Figure data in JSON
· · · ·

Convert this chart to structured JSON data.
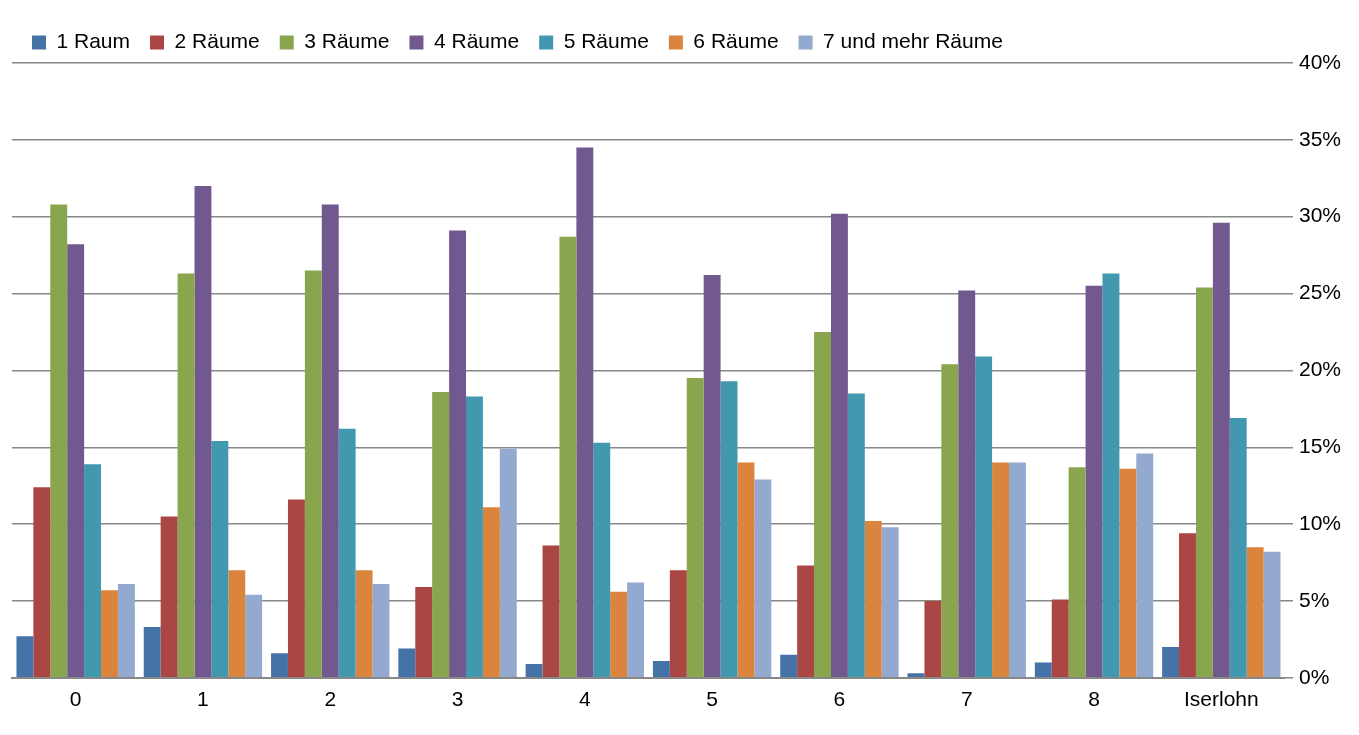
{
  "chart_data": {
    "type": "bar",
    "categories": [
      "0",
      "1",
      "2",
      "3",
      "4",
      "5",
      "6",
      "7",
      "8",
      "Iserlohn"
    ],
    "series": [
      {
        "name": "1 Raum",
        "color": "#4572a7",
        "values": [
          2.7,
          3.3,
          1.6,
          1.9,
          0.9,
          1.1,
          1.5,
          0.3,
          1.0,
          2.0
        ]
      },
      {
        "name": "2 Räume",
        "color": "#aa4643",
        "values": [
          12.4,
          10.5,
          11.6,
          5.9,
          8.6,
          7.0,
          7.3,
          5.0,
          5.1,
          9.4
        ]
      },
      {
        "name": "3 Räume",
        "color": "#89a54e",
        "values": [
          30.8,
          26.3,
          26.5,
          18.6,
          28.7,
          19.5,
          22.5,
          20.4,
          13.7,
          25.4
        ]
      },
      {
        "name": "4 Räume",
        "color": "#71588f",
        "values": [
          28.2,
          32.0,
          30.8,
          29.1,
          34.5,
          26.2,
          30.2,
          25.2,
          25.5,
          29.6
        ]
      },
      {
        "name": "5 Räume",
        "color": "#4198af",
        "values": [
          13.9,
          15.4,
          16.2,
          18.3,
          15.3,
          19.3,
          18.5,
          20.9,
          26.3,
          16.9
        ]
      },
      {
        "name": "6 Räume",
        "color": "#db843d",
        "values": [
          5.7,
          7.0,
          7.0,
          11.1,
          5.6,
          14.0,
          10.2,
          14.0,
          13.6,
          8.5
        ]
      },
      {
        "name": "7 und mehr Räume",
        "color": "#93a9cf",
        "values": [
          6.1,
          5.4,
          6.1,
          14.9,
          6.2,
          12.9,
          9.8,
          14.0,
          14.6,
          8.2
        ]
      }
    ],
    "ylim": [
      0,
      40
    ],
    "yticks": [
      {
        "value": 0,
        "label": "0%"
      },
      {
        "value": 5,
        "label": "5%"
      },
      {
        "value": 10,
        "label": "10%"
      },
      {
        "value": 15,
        "label": "15%"
      },
      {
        "value": 20,
        "label": "20%"
      },
      {
        "value": 25,
        "label": "25%"
      },
      {
        "value": 30,
        "label": "30%"
      },
      {
        "value": 35,
        "label": "35%"
      },
      {
        "value": 40,
        "label": "40%"
      }
    ],
    "grid": "y",
    "legend": "top"
  }
}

· · · ·

▶ _THE EXERCISE_:
Your reply is one number: how many lines of the records above contain the word "color".

▶ _RESULT BELOW_:
7